## Extracted data entries
+---+

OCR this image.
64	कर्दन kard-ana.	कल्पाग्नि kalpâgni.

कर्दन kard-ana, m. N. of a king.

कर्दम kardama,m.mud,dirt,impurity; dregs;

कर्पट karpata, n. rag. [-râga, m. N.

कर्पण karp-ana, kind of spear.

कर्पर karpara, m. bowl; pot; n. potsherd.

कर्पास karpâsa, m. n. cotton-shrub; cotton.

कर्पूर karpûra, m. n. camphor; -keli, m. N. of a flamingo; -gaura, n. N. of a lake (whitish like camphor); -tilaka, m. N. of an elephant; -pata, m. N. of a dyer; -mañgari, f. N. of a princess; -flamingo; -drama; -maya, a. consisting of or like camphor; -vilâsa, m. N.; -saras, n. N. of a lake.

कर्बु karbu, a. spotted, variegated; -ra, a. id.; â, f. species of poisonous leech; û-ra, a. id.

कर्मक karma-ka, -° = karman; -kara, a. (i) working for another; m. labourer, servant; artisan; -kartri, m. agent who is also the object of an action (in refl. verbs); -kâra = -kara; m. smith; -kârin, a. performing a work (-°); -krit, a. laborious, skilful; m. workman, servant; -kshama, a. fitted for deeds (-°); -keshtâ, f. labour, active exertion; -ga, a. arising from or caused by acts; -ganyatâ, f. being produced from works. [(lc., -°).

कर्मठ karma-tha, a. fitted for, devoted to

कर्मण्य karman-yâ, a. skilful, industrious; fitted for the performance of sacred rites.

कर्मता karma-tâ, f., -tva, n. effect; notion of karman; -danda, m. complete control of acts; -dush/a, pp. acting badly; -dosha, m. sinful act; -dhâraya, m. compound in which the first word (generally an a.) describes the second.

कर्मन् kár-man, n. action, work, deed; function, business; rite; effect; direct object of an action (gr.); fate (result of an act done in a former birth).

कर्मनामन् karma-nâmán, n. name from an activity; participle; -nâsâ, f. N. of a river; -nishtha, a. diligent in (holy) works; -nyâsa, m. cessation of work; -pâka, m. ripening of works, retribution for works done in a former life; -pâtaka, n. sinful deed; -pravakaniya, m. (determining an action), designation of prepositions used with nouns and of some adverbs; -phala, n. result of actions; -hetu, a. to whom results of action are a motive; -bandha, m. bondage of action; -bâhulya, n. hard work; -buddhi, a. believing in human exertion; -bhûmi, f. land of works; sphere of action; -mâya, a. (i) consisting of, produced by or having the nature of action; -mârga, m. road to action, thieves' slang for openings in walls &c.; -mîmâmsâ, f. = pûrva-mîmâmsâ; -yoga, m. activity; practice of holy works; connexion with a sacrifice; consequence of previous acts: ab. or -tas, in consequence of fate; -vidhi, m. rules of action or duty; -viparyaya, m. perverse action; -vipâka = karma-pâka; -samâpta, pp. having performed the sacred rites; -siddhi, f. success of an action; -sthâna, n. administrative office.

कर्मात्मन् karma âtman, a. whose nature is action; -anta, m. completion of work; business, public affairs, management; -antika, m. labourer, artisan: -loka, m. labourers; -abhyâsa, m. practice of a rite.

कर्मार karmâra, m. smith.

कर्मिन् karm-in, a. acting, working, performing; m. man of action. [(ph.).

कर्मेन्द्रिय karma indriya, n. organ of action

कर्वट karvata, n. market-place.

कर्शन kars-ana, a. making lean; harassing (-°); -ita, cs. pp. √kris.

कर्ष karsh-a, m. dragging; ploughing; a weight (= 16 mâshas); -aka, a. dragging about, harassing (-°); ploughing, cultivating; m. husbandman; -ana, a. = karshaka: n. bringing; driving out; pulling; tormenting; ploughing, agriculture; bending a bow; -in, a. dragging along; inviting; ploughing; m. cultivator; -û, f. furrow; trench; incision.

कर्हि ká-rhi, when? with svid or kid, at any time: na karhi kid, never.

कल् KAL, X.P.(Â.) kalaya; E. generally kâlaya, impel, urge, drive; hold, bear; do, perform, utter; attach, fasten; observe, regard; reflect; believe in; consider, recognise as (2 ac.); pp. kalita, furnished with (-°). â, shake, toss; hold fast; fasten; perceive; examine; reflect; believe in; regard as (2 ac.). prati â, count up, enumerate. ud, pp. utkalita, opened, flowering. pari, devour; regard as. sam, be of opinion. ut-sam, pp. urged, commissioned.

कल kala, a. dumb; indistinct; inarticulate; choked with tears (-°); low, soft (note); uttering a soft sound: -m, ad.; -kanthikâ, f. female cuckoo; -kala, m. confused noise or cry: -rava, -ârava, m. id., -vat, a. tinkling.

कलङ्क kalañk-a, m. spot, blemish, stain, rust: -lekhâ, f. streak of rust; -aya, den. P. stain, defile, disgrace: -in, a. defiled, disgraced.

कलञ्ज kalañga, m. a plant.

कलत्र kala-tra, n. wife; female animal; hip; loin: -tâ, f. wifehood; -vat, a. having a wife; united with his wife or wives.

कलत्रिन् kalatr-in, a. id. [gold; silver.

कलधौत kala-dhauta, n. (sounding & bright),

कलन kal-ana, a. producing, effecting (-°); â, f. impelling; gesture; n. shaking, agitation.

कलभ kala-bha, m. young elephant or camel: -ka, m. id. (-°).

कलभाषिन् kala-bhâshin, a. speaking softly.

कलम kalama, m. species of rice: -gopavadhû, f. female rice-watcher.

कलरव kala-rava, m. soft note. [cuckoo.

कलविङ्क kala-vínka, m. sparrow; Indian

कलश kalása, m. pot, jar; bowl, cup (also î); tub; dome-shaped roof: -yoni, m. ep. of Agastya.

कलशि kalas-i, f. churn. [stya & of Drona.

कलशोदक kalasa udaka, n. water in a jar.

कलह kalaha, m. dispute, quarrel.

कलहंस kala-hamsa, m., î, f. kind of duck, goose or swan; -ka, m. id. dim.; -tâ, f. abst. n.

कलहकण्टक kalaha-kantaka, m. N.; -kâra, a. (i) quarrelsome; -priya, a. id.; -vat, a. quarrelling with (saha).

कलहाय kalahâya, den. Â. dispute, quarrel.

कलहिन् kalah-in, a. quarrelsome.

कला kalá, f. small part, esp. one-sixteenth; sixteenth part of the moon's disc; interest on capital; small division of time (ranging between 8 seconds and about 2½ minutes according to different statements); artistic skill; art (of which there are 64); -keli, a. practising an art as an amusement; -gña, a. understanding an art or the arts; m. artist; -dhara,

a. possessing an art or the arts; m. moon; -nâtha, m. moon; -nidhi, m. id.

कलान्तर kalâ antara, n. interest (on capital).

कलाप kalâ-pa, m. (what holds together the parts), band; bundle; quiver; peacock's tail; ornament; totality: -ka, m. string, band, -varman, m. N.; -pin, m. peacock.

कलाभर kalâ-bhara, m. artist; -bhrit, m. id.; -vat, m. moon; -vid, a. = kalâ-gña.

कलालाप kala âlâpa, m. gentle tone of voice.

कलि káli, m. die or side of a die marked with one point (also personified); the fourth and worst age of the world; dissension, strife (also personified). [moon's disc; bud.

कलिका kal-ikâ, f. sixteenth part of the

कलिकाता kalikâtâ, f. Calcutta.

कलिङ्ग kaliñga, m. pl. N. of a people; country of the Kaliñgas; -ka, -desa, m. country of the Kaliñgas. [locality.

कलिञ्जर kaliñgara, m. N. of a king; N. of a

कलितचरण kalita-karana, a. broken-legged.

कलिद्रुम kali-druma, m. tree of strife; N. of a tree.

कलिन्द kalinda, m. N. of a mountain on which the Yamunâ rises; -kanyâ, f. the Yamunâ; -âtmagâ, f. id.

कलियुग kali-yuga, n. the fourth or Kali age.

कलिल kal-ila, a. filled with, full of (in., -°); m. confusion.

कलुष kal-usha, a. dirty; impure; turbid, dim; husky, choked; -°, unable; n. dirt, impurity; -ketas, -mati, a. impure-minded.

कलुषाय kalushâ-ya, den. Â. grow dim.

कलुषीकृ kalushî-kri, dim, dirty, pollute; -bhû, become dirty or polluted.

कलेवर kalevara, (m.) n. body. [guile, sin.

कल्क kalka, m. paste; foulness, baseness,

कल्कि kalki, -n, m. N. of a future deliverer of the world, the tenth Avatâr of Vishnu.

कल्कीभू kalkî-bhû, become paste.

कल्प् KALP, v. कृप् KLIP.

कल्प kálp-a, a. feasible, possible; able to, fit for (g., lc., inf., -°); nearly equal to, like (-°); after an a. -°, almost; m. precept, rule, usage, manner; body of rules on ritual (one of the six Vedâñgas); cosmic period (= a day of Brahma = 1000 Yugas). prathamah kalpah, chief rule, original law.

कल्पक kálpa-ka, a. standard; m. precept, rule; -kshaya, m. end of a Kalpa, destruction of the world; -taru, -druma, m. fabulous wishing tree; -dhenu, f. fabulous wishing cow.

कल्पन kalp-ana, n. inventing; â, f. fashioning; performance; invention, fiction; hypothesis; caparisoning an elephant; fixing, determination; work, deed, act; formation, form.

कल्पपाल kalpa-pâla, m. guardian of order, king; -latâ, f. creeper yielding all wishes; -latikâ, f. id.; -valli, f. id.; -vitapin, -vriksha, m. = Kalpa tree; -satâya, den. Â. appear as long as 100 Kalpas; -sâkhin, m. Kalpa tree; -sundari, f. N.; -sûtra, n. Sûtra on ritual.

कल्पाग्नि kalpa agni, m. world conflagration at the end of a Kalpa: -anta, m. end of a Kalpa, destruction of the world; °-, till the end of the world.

+---+

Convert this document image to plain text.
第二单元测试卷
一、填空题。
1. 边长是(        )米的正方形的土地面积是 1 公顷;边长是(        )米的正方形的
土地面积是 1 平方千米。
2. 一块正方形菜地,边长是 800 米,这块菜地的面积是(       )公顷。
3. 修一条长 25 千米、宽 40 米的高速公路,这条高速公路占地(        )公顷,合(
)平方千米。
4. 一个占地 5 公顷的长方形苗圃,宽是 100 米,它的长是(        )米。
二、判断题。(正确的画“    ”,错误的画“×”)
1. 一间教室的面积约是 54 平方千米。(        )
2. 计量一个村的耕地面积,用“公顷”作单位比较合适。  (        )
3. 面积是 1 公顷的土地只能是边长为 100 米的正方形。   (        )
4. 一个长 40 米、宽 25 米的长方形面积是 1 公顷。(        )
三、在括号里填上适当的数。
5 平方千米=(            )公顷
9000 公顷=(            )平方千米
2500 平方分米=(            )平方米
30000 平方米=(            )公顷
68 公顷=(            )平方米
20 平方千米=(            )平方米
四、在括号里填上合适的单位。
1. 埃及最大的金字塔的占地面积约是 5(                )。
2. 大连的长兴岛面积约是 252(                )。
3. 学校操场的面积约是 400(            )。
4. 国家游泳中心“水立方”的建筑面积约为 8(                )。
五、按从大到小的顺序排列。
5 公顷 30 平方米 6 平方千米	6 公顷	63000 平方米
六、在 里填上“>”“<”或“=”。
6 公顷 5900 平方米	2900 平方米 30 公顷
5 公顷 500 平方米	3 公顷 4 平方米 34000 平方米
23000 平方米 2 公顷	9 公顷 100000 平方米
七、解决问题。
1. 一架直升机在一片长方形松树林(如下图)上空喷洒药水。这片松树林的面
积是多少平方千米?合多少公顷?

+---+

## Goal of the exercise
List all lines holding the string "impurity".

## Output for this exercise
कर्दम kardama,m.mud,dirt,impurity; dregs;
कलुष kal-usha, a. dirty; impure; turbid, dim; husky, choked; -°, unable; n. dirt, impurity; -ketas, -mati, a. impure-minded.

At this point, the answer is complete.